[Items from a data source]
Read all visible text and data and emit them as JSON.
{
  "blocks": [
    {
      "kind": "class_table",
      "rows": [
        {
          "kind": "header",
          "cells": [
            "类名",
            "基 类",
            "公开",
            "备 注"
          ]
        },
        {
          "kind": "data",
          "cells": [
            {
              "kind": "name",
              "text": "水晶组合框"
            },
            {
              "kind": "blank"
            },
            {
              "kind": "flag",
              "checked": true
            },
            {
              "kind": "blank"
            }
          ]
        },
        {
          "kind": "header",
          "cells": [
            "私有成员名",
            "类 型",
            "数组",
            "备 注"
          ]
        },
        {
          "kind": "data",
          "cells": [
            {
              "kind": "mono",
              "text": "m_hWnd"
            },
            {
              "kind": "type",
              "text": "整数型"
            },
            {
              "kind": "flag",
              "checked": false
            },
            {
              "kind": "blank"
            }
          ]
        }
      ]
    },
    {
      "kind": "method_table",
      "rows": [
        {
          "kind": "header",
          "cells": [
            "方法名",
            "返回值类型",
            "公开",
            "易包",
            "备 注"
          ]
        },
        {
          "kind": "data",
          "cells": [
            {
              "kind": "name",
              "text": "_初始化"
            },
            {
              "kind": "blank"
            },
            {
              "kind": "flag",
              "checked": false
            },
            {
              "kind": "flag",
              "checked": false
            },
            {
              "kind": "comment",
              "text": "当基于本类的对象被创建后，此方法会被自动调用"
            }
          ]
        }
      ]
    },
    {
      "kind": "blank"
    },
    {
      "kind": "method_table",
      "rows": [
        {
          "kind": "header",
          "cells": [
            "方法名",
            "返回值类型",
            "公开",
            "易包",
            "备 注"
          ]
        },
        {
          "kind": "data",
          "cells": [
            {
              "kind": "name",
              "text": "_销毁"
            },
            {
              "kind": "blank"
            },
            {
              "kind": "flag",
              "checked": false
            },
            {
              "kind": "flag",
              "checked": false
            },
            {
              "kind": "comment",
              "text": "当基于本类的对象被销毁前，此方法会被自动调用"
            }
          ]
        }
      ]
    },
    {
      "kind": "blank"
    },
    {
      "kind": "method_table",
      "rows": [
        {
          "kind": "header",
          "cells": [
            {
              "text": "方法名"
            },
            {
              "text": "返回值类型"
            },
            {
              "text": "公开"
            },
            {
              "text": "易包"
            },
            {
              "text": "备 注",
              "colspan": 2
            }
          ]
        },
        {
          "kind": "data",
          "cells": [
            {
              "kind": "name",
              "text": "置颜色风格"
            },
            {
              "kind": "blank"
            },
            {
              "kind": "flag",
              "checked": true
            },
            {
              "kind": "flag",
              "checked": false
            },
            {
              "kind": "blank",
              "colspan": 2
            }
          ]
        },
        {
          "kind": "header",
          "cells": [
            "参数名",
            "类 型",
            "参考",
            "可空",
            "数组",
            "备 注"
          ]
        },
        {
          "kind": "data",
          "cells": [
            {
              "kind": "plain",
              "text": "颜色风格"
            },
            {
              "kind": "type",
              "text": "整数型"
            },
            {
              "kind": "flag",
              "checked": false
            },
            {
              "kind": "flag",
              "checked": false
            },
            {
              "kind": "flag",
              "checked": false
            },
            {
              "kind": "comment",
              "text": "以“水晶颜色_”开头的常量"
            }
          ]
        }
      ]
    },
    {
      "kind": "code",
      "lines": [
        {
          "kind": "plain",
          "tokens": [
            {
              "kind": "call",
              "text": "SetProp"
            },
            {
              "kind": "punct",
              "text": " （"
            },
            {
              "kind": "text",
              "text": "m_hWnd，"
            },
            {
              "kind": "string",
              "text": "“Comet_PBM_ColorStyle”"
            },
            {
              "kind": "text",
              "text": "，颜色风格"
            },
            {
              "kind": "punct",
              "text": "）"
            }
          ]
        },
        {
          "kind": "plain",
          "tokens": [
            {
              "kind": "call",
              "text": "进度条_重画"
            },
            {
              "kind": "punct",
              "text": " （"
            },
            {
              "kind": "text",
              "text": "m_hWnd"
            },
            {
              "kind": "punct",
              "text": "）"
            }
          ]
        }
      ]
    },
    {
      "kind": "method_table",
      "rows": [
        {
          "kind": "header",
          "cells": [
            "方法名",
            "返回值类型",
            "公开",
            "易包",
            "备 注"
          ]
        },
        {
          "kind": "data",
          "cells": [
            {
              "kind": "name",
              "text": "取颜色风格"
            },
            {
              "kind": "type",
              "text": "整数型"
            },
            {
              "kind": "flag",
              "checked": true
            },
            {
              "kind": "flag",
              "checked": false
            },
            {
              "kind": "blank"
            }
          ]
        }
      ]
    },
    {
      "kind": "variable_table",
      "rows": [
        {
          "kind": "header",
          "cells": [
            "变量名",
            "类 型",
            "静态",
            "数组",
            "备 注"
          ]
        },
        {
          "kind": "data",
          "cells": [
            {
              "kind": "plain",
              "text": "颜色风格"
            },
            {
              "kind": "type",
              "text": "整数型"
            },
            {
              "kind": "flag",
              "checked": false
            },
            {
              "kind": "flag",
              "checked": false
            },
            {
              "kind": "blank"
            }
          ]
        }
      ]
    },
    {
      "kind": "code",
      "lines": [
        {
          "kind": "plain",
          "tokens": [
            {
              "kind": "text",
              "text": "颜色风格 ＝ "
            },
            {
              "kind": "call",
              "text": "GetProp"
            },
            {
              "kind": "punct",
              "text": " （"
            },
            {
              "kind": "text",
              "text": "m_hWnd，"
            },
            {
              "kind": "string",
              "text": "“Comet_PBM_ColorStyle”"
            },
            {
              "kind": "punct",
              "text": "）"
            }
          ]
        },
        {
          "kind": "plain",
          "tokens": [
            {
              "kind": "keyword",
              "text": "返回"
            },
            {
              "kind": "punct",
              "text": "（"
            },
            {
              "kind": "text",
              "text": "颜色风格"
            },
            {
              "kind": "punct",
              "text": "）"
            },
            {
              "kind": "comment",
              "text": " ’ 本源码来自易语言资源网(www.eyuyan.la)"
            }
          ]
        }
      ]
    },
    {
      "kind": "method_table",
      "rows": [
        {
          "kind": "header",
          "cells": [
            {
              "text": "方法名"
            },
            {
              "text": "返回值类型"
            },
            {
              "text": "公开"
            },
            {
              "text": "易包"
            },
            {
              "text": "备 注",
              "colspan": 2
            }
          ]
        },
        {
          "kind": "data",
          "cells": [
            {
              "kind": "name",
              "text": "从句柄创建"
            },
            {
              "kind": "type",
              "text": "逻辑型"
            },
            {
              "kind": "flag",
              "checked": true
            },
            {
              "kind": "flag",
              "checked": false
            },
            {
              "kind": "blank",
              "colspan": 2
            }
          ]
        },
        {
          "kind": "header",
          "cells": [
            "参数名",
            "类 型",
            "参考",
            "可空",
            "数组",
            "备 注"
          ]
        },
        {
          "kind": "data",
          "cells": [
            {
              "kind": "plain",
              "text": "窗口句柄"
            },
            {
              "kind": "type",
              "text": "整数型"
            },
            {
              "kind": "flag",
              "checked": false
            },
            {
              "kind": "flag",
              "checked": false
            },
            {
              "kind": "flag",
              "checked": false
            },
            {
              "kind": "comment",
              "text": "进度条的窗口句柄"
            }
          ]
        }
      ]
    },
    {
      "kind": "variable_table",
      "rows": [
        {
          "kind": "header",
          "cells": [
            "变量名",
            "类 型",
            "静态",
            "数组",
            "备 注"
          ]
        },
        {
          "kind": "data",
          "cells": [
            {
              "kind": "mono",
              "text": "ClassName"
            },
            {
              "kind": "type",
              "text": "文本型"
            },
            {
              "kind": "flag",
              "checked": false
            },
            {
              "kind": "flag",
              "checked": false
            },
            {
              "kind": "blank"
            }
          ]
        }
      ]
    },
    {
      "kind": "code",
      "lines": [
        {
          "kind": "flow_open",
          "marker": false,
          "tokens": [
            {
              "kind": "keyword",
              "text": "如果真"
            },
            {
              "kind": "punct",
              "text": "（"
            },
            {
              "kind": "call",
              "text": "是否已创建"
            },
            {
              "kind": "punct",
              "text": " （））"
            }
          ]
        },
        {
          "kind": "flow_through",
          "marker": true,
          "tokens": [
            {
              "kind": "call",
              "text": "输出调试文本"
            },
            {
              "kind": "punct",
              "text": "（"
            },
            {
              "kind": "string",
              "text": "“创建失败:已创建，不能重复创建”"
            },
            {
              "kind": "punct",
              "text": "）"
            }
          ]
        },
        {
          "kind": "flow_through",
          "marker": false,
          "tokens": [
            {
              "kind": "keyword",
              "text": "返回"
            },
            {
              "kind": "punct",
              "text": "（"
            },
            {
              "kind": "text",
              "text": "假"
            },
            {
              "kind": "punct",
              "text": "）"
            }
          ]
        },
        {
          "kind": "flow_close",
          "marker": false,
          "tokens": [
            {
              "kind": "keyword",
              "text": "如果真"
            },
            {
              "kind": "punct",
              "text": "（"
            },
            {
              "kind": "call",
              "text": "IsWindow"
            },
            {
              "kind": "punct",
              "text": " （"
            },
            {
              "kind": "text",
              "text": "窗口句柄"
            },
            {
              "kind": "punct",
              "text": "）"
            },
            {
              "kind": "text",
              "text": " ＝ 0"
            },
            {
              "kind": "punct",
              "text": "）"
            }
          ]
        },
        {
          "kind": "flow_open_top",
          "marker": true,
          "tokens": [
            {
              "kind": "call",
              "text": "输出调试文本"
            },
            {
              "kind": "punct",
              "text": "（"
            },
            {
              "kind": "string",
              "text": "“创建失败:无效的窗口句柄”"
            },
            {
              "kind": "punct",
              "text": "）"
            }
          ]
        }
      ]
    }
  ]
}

> [REQUEST] Within the listing above, copy each line that has the string "创建失败".

> [TASK ANSWER]
              "text": "“创建失败:已创建，不能重复创建”"
              "text": "“创建失败:无效的窗口句柄”"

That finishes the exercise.